> **TO DO**
Copy out all the data, word for word.

> **RECORDS SHOWN**
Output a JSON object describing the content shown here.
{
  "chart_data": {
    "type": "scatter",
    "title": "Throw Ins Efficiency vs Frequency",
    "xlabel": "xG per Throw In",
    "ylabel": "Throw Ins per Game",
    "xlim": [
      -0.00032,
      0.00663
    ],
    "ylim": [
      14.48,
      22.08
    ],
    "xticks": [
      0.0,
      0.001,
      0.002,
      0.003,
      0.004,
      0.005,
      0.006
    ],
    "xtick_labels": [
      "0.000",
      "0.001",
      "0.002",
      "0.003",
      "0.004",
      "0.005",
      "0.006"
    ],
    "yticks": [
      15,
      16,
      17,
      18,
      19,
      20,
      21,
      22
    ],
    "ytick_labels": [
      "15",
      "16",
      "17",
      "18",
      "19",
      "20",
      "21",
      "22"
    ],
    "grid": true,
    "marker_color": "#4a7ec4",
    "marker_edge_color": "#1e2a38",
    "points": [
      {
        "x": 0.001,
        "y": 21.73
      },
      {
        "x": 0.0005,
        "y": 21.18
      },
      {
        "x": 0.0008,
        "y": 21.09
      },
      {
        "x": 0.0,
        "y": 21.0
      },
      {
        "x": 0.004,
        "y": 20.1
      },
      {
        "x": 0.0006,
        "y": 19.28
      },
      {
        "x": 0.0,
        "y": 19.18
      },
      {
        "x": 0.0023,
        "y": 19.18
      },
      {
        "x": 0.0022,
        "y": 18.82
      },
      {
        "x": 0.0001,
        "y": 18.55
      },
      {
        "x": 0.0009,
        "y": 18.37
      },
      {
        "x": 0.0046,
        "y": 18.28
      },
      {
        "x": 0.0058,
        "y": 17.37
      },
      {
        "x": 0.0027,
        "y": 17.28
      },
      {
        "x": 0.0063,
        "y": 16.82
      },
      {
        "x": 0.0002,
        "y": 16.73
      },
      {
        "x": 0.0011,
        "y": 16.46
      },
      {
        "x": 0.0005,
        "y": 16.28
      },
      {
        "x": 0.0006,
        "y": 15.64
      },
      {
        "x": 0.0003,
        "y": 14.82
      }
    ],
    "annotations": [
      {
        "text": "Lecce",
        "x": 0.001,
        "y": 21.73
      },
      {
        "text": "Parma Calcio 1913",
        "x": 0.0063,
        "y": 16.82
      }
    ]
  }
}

> **COMPLETE OUTPUT**
Output a JSON object describing the content shown here.
{
  "chart_data": {
    "type": "scatter",
    "title": "Throw Ins Efficiency vs Frequency",
    "xlabel": "xG per Throw In",
    "ylabel": "Throw Ins per Game",
    "xlim": [
      -0.00032,
      0.00663
    ],
    "ylim": [
      14.48,
      22.08
    ],
    "xticks": [
      0.0,
      0.001,
      0.002,
      0.003,
      0.004,
      0.005,
      0.006
    ],
    "xtick_labels": [
      "0.000",
      "0.001",
      "0.002",
      "0.003",
      "0.004",
      "0.005",
      "0.006"
    ],
    "yticks": [
      15,
      16,
      17,
      18,
      19,
      20,
      21,
      22
    ],
    "ytick_labels": [
      "15",
      "16",
      "17",
      "18",
      "19",
      "20",
      "21",
      "22"
    ],
    "grid": true,
    "marker_color": "#4a7ec4",
    "marker_edge_color": "#1e2a38",
    "points": [
      {
        "x": 0.001,
        "y": 21.73
      },
      {
        "x": 0.0005,
        "y": 21.18
      },
      {
        "x": 0.0008,
        "y": 21.09
      },
      {
        "x": 0.0,
        "y": 21.0
      },
      {
        "x": 0.004,
        "y": 20.1
      },
      {
        "x": 0.0006,
        "y": 19.28
      },
      {
        "x": 0.0,
        "y": 19.18
      },
      {
        "x": 0.0023,
        "y": 19.18
      },
      {
        "x": 0.0022,
        "y": 18.82
      },
      {
        "x": 0.0001,
        "y": 18.55
      },
      {
        "x": 0.0009,
        "y": 18.37
      },
      {
        "x": 0.0046,
        "y": 18.28
      },
      {
        "x": 0.0058,
        "y": 17.37
      },
      {
        "x": 0.0027,
        "y": 17.28
      },
      {
        "x": 0.0063,
        "y": 16.82
      },
      {
        "x": 0.0002,
        "y": 16.73
      },
      {
        "x": 0.0011,
        "y": 16.46
      },
      {
        "x": 0.0005,
        "y": 16.28
      },
      {
        "x": 0.0006,
        "y": 15.64
      },
      {
        "x": 0.0003,
        "y": 14.82
      }
    ],
    "annotations": [
      {
        "text": "Lecce",
        "x": 0.001,
        "y": 21.73
      },
      {
        "text": "Parma Calcio 1913",
        "x": 0.0063,
        "y": 16.82
      }
    ]
  }
}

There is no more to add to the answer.